» Instructions to follow
Extract the complete data exactly as given.

(Data excerpts)
#####

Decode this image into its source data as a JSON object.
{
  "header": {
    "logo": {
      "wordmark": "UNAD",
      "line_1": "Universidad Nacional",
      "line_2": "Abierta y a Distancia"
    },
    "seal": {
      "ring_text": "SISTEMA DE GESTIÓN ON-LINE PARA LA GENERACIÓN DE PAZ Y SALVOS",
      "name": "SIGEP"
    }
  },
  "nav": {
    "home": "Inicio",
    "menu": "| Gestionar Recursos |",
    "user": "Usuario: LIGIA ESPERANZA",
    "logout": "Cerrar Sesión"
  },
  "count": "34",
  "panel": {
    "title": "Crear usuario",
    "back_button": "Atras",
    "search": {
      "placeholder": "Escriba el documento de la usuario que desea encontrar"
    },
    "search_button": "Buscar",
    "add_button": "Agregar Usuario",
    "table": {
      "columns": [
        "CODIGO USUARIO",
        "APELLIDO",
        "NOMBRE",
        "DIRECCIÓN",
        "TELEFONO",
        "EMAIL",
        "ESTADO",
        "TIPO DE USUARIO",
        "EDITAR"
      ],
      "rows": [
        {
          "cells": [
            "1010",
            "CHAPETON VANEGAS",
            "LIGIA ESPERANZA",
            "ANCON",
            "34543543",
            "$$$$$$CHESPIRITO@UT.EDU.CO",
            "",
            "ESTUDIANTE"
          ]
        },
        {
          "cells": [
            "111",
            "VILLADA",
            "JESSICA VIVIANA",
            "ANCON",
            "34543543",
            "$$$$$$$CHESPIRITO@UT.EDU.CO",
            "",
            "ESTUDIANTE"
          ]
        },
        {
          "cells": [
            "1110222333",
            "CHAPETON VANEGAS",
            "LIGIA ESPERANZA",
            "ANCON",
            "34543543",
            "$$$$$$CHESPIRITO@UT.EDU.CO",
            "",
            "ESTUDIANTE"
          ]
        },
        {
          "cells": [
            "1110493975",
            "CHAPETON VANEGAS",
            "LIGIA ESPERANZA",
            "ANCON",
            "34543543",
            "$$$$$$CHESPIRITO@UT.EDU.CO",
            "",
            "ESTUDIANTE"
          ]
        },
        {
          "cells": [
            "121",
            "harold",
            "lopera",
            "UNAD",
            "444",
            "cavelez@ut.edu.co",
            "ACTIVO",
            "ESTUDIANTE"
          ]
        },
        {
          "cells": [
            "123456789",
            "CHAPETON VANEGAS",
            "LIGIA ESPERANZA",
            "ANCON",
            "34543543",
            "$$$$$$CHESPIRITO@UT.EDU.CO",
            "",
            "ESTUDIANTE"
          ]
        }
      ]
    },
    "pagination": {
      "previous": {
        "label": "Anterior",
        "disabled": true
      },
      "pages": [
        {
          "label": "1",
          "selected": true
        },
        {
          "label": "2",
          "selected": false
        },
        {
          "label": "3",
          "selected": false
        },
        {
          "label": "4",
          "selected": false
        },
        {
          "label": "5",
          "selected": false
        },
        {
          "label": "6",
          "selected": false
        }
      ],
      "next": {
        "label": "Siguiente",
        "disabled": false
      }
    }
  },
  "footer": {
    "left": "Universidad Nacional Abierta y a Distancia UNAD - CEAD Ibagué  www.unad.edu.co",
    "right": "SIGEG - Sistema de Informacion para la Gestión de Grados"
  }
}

#####

» Exercise response
Decode this image into its source data as a JSON object.
{
  "header": {
    "logo": {
      "wordmark": "UNAD",
      "line_1": "Universidad Nacional",
      "line_2": "Abierta y a Distancia"
    },
    "seal": {
      "ring_text": "SISTEMA DE GESTIÓN ON-LINE PARA LA GENERACIÓN DE PAZ Y SALVOS",
      "name": "SIGEP"
    }
  },
  "nav": {
    "home": "Inicio",
    "menu": "| Gestionar Recursos |",
    "user": "Usuario: LIGIA ESPERANZA",
    "logout": "Cerrar Sesión"
  },
  "count": "34",
  "panel": {
    "title": "Crear usuario",
    "back_button": "Atras",
    "search": {
      "placeholder": "Escriba el documento de la usuario que desea encontrar"
    },
    "search_button": "Buscar",
    "add_button": "Agregar Usuario",
    "table": {
      "columns": [
        "CODIGO USUARIO",
        "APELLIDO",
        "NOMBRE",
        "DIRECCIÓN",
        "TELEFONO",
        "EMAIL",
        "ESTADO",
        "TIPO DE USUARIO",
        "EDITAR"
      ],
      "rows": [
        {
          "cells": [
            "1010",
            "CHAPETON VANEGAS",
            "LIGIA ESPERANZA",
            "ANCON",
            "34543543",
            "$$$$$$CHESPIRITO@UT.EDU.CO",
            "",
            "ESTUDIANTE"
          ]
        },
        {
          "cells": [
            "111",
            "VILLADA",
            "JESSICA VIVIANA",
            "ANCON",
            "34543543",
            "$$$$$$$CHESPIRITO@UT.EDU.CO",
            "",
            "ESTUDIANTE"
          ]
        },
        {
          "cells": [
            "1110222333",
            "CHAPETON VANEGAS",
            "LIGIA ESPERANZA",
            "ANCON",
            "34543543",
            "$$$$$$CHESPIRITO@UT.EDU.CO",
            "",
            "ESTUDIANTE"
          ]
        },
        {
          "cells": [
            "1110493975",
            "CHAPETON VANEGAS",
            "LIGIA ESPERANZA",
            "ANCON",
            "34543543",
            "$$$$$$CHESPIRITO@UT.EDU.CO",
            "",
            "ESTUDIANTE"
          ]
        },
        {
          "cells": [
            "121",
            "harold",
            "lopera",
            "UNAD",
            "444",
            "cavelez@ut.edu.co",
            "ACTIVO",
            "ESTUDIANTE"
          ]
        },
        {
          "cells": [
            "123456789",
            "CHAPETON VANEGAS",
            "LIGIA ESPERANZA",
            "ANCON",
            "34543543",
            "$$$$$$CHESPIRITO@UT.EDU.CO",
            "",
            "ESTUDIANTE"
          ]
        }
      ]
    },
    "pagination": {
      "previous": {
        "label": "Anterior",
        "disabled": true
      },
      "pages": [
        {
          "label": "1",
          "selected": true
        },
        {
          "label": "2",
          "selected": false
        },
        {
          "label": "3",
          "selected": false
        },
        {
          "label": "4",
          "selected": false
        },
        {
          "label": "5",
          "selected": false
        },
        {
          "label": "6",
          "selected": false
        }
      ],
      "next": {
        "label": "Siguiente",
        "disabled": false
      }
    }
  },
  "footer": {
    "left": "Universidad Nacional Abierta y a Distancia UNAD - CEAD Ibagué  www.unad.edu.co",
    "right": "SIGEG - Sistema de Informacion para la Gestión de Grados"
  }
}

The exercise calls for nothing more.